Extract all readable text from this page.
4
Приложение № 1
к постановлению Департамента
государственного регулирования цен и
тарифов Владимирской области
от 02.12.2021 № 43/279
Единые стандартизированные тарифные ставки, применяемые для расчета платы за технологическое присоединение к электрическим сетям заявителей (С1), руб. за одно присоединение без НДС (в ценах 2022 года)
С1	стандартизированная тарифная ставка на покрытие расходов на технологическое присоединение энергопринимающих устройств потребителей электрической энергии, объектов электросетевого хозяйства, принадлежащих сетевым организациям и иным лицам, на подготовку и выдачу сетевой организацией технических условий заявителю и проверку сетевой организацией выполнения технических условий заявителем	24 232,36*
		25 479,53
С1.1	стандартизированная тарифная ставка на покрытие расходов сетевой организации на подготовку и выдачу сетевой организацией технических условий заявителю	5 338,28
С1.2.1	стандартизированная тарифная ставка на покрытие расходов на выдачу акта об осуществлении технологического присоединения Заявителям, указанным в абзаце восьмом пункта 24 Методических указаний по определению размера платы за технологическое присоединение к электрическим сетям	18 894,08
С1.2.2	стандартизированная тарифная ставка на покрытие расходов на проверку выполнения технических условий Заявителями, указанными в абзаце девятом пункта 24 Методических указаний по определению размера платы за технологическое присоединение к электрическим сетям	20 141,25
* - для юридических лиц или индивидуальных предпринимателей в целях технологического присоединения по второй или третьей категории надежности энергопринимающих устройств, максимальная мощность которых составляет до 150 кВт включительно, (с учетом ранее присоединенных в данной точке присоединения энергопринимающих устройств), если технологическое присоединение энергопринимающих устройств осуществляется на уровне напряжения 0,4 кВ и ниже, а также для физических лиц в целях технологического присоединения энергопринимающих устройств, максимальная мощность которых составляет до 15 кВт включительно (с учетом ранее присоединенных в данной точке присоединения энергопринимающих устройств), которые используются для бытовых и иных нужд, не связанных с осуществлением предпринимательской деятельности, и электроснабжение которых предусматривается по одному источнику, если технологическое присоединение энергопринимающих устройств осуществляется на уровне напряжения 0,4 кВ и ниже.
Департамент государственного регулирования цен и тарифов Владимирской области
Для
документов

---

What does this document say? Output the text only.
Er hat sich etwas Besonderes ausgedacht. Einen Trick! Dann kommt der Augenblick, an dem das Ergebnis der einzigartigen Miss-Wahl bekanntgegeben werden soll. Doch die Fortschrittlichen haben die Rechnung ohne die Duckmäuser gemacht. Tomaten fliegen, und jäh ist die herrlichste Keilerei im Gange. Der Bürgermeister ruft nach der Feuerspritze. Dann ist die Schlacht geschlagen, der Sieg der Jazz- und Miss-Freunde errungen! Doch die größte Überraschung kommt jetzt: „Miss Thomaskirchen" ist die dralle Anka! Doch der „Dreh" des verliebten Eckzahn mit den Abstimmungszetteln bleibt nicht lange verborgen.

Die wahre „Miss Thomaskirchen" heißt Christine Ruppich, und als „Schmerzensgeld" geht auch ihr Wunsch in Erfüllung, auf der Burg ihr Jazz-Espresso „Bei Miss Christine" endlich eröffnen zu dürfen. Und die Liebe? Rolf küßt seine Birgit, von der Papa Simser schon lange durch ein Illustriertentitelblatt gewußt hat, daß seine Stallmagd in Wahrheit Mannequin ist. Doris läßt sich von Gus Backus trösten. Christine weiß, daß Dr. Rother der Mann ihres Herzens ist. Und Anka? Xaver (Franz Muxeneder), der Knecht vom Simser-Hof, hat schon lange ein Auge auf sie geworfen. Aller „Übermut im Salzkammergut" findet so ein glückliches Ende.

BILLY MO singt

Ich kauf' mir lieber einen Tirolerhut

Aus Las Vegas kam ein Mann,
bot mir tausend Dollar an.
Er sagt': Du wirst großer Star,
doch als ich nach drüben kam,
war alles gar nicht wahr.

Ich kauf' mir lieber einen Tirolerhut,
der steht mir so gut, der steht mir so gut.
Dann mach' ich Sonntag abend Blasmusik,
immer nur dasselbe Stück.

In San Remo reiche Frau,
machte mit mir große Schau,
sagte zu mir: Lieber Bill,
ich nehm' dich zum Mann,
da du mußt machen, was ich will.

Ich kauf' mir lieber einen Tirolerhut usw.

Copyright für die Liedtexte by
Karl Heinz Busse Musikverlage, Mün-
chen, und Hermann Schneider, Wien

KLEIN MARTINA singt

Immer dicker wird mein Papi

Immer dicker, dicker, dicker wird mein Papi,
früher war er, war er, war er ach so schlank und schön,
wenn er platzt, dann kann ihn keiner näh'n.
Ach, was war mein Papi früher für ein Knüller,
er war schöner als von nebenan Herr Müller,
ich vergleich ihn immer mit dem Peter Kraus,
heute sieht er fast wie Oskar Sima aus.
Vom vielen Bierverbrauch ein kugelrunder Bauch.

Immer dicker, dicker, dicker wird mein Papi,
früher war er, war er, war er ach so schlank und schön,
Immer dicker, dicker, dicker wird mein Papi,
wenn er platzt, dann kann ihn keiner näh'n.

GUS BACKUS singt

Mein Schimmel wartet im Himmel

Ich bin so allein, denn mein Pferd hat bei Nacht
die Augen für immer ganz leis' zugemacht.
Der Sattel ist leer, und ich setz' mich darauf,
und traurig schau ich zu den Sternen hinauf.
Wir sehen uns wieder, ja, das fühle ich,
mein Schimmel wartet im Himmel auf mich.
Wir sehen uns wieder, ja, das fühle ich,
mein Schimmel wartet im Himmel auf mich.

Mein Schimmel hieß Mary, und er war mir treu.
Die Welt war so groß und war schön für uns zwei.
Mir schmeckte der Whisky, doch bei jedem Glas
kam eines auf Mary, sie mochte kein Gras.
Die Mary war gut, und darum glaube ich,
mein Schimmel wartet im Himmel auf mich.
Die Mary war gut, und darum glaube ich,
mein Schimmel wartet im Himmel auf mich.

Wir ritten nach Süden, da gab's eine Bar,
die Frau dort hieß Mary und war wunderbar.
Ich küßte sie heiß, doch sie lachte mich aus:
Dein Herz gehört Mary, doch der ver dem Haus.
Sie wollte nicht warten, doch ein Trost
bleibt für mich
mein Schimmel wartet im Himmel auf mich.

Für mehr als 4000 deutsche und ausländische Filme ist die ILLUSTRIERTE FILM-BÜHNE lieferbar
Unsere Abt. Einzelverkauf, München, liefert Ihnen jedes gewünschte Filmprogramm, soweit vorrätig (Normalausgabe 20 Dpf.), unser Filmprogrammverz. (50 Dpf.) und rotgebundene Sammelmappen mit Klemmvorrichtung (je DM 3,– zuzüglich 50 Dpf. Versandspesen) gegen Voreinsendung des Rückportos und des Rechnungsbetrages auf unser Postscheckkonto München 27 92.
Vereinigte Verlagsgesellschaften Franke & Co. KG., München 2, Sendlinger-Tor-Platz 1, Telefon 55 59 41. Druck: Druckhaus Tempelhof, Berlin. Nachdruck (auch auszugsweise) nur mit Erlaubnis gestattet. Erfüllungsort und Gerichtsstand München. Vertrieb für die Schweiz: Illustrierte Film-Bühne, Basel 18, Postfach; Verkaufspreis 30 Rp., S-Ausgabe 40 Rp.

YOUR TASK: Scan the material above for the word "Frau". Copy each line where it occurs.

THE COMPLETED TASK:
In San Remo reiche Frau,
die Frau dort hieß Mary und war wunderbar.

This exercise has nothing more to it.